#### Exercise task:
Reproduce, character for character, the part of the material below that opens with the line containing "collection-notes-cell: Thay đổi theo lượng ăn vào, tiếp" and closes with the line containing "page-number: 31 [123,1054,139,1071]", with both of those lines included.

[Start of Source material]

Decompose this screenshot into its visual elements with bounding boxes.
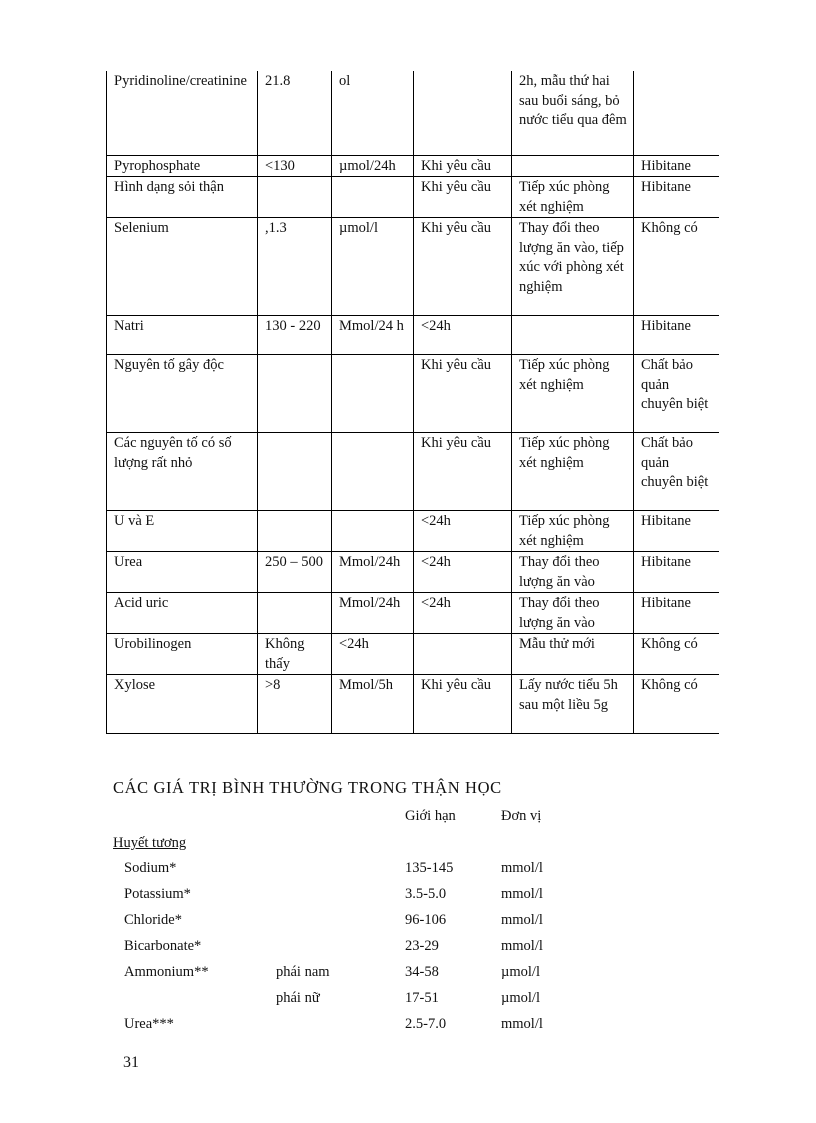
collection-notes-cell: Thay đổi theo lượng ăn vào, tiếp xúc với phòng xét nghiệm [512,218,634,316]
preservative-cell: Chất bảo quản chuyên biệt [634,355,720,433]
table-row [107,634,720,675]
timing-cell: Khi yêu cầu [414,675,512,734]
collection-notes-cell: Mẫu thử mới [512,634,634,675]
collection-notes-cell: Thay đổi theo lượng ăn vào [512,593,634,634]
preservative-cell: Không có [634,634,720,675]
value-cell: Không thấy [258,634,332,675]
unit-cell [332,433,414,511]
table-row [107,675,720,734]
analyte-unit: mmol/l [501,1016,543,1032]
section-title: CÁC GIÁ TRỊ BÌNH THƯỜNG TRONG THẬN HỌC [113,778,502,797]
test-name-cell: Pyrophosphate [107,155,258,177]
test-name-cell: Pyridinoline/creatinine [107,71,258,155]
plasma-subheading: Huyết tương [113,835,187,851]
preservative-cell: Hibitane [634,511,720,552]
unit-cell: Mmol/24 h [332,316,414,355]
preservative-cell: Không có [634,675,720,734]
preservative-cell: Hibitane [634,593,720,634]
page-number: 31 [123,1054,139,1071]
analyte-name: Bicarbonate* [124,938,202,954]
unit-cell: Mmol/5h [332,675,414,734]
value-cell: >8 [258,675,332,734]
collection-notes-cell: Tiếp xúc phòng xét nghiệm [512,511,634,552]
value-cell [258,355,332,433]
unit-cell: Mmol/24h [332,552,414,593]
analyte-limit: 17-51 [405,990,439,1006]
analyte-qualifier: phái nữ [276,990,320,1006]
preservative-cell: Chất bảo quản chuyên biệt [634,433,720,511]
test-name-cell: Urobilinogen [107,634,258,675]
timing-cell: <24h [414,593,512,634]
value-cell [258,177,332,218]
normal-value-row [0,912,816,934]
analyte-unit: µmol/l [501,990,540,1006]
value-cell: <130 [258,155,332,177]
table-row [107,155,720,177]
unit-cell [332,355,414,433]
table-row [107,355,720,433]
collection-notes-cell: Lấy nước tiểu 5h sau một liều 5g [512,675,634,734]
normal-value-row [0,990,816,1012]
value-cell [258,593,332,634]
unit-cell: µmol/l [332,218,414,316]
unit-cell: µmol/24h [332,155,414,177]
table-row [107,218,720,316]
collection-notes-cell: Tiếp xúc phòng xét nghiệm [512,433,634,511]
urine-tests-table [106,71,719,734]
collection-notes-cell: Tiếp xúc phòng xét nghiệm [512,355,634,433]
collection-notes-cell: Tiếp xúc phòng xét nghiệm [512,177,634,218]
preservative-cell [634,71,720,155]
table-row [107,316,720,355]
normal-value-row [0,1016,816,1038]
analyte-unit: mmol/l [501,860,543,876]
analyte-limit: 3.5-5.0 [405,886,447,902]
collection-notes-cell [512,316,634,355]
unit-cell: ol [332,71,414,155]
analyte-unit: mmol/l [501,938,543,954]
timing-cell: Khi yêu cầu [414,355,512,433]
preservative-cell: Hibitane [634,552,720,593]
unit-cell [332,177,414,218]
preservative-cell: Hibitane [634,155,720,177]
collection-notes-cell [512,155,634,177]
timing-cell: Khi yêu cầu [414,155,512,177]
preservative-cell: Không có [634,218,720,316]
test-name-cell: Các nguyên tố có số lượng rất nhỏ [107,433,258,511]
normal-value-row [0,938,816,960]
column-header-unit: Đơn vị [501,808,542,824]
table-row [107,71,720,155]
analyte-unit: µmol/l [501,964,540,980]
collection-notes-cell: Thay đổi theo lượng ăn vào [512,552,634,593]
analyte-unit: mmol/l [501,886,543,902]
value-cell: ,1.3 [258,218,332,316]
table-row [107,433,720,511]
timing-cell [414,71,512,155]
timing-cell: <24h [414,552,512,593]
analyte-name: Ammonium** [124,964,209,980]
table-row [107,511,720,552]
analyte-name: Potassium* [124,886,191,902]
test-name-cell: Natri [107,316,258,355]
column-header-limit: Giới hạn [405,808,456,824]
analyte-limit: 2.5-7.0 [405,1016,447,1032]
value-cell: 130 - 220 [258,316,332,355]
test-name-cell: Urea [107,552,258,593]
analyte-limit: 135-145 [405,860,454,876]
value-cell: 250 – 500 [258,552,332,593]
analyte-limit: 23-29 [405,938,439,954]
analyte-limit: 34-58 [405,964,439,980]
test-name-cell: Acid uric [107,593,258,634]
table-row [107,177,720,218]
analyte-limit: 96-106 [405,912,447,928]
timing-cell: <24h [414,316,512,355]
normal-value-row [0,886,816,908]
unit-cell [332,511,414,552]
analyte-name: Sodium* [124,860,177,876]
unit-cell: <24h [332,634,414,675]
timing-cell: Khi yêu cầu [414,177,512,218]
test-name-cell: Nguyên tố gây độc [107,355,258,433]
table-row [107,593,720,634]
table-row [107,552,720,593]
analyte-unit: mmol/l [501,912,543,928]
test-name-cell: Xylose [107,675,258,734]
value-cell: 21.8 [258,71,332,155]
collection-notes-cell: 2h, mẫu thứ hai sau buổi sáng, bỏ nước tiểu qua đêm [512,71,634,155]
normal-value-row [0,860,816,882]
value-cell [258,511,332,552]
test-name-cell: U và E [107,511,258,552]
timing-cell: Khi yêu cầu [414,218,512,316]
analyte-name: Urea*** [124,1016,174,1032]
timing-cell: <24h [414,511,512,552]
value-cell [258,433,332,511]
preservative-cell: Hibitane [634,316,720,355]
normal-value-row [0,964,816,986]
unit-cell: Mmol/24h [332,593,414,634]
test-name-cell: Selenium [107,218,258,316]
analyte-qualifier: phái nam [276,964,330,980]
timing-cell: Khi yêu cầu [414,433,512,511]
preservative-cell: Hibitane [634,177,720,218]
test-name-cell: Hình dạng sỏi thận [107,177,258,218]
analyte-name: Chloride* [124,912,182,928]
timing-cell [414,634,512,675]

[End of Source material]
[Start of Source material]

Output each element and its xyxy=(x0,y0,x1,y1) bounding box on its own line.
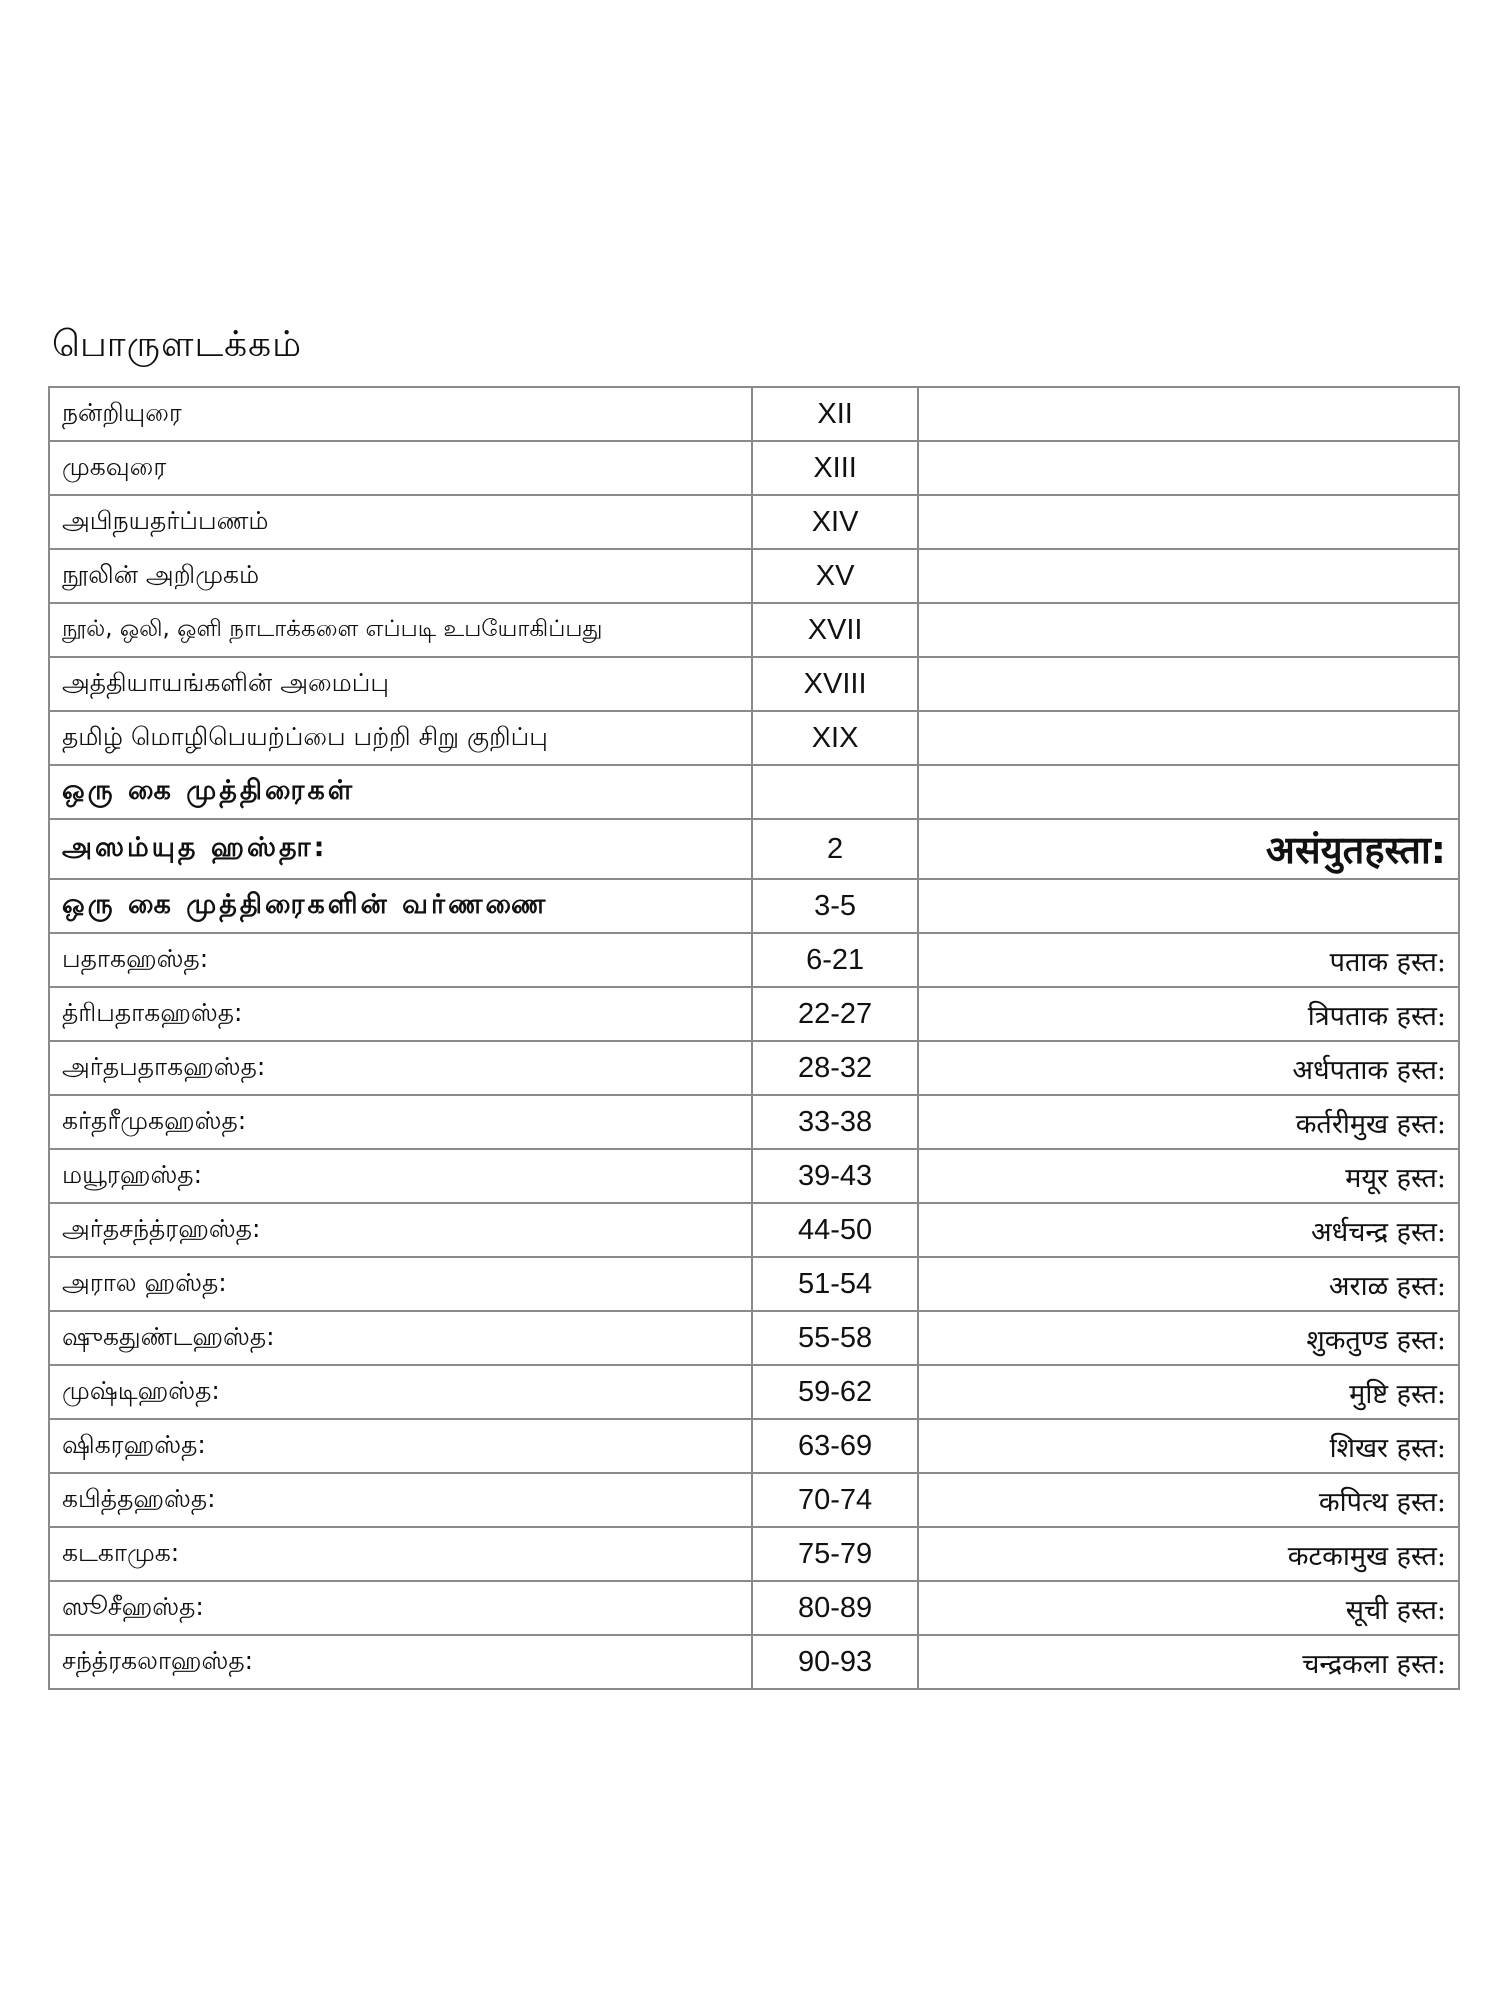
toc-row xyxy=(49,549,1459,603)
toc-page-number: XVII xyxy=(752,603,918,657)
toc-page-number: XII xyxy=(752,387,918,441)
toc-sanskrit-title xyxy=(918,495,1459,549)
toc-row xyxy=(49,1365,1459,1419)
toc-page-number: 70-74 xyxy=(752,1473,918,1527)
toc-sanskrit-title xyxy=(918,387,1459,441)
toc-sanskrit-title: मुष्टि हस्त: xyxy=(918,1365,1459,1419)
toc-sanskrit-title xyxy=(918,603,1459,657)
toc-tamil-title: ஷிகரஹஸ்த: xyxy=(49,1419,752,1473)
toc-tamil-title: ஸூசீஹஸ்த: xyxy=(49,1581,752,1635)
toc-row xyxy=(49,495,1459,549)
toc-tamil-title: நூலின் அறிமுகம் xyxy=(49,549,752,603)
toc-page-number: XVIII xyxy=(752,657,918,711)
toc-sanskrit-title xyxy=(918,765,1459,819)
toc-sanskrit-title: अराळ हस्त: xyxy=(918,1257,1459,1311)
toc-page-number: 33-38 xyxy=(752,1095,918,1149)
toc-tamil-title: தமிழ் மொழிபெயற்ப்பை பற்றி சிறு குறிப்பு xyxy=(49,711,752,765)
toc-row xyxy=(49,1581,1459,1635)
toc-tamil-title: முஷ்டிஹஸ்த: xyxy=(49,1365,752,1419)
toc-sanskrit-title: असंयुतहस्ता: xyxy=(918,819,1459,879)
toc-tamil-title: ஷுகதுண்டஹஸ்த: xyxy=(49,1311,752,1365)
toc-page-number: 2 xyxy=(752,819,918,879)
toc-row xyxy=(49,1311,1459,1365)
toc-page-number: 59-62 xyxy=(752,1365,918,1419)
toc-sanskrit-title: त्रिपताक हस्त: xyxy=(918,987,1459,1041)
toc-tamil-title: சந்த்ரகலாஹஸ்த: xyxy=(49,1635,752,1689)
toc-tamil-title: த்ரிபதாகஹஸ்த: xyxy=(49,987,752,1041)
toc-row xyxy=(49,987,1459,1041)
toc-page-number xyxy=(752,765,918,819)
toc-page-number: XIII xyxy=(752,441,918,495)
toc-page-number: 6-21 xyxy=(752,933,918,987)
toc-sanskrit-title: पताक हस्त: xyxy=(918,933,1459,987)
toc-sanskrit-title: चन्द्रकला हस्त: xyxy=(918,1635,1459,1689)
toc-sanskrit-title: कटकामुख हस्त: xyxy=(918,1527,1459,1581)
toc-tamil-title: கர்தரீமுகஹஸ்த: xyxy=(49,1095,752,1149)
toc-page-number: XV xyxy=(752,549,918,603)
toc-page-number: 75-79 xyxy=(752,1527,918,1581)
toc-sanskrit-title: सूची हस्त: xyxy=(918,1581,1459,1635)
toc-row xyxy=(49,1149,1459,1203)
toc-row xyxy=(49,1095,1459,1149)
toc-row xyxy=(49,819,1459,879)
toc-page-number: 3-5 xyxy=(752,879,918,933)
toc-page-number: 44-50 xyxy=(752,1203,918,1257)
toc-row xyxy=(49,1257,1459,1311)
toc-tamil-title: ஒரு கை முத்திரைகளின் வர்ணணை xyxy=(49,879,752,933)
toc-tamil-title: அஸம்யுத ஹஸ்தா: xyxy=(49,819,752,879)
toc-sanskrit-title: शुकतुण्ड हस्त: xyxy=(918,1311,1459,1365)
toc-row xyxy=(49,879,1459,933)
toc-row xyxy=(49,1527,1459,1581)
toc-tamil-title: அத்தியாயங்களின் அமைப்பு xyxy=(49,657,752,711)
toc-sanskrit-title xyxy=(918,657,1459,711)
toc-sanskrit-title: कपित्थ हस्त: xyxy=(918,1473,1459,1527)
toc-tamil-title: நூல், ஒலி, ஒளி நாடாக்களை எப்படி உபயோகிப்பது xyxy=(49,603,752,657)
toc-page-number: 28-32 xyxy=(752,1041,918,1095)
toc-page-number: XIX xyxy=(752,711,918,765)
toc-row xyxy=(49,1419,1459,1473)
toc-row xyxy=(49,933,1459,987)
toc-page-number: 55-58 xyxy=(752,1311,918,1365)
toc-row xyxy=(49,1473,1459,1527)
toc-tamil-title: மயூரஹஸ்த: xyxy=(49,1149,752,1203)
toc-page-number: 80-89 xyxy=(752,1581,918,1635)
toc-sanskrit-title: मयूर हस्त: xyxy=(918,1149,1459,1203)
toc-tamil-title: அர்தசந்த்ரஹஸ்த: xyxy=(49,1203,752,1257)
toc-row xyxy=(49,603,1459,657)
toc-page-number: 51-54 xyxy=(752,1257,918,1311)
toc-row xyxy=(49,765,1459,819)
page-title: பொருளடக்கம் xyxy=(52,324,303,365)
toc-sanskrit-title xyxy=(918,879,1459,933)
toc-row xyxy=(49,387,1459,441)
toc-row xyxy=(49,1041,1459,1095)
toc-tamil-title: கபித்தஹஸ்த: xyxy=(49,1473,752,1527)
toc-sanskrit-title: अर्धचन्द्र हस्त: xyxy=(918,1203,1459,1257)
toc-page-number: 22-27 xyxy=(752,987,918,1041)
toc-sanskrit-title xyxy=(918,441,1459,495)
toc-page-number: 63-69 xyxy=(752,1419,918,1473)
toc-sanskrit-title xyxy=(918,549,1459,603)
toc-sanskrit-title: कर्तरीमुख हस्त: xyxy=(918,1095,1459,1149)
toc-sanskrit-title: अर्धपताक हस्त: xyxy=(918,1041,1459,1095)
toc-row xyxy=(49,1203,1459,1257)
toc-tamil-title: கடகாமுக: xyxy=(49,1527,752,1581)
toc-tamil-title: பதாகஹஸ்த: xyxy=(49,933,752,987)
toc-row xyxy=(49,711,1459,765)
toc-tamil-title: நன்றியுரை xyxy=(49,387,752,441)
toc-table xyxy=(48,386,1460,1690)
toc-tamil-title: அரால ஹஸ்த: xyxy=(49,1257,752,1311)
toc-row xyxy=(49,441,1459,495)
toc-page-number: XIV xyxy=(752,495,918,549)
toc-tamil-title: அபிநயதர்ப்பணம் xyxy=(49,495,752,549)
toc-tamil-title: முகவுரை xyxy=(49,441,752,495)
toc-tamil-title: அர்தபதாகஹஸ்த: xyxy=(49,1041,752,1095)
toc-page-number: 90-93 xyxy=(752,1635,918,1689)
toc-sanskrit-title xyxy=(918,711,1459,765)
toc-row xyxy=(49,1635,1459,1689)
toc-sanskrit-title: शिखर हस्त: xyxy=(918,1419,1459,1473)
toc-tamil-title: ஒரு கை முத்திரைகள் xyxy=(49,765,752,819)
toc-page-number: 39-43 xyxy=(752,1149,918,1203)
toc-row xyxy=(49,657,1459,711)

[End of Source material]

#### Reply:
collection-notes-cell: Thay đổi theo lượng ăn vào, tiếp xúc với phòng xét nghiệm [512,218,634,316]
preservative-cell: Chất bảo quản chuyên biệt [634,355,720,433]
table-row [107,634,720,675]
timing-cell: Khi yêu cầu [414,675,512,734]
collection-notes-cell: Mẫu thử mới [512,634,634,675]
collection-notes-cell: Thay đổi theo lượng ăn vào [512,593,634,634]
preservative-cell: Không có [634,634,720,675]
value-cell: Không thấy [258,634,332,675]
unit-cell [332,433,414,511]
table-row [107,675,720,734]
analyte-unit: mmol/l [501,1016,543,1032]
section-title: CÁC GIÁ TRỊ BÌNH THƯỜNG TRONG THẬN HỌC [113,778,502,797]
test-name-cell: Pyrophosphate [107,155,258,177]
test-name-cell: Pyridinoline/creatinine [107,71,258,155]
plasma-subheading: Huyết tương [113,835,187,851]
preservative-cell: Hibitane [634,511,720,552]
unit-cell: Mmol/24 h [332,316,414,355]
preservative-cell: Không có [634,675,720,734]
preservative-cell: Hibitane [634,593,720,634]
page-number: 31 [123,1054,139,1071]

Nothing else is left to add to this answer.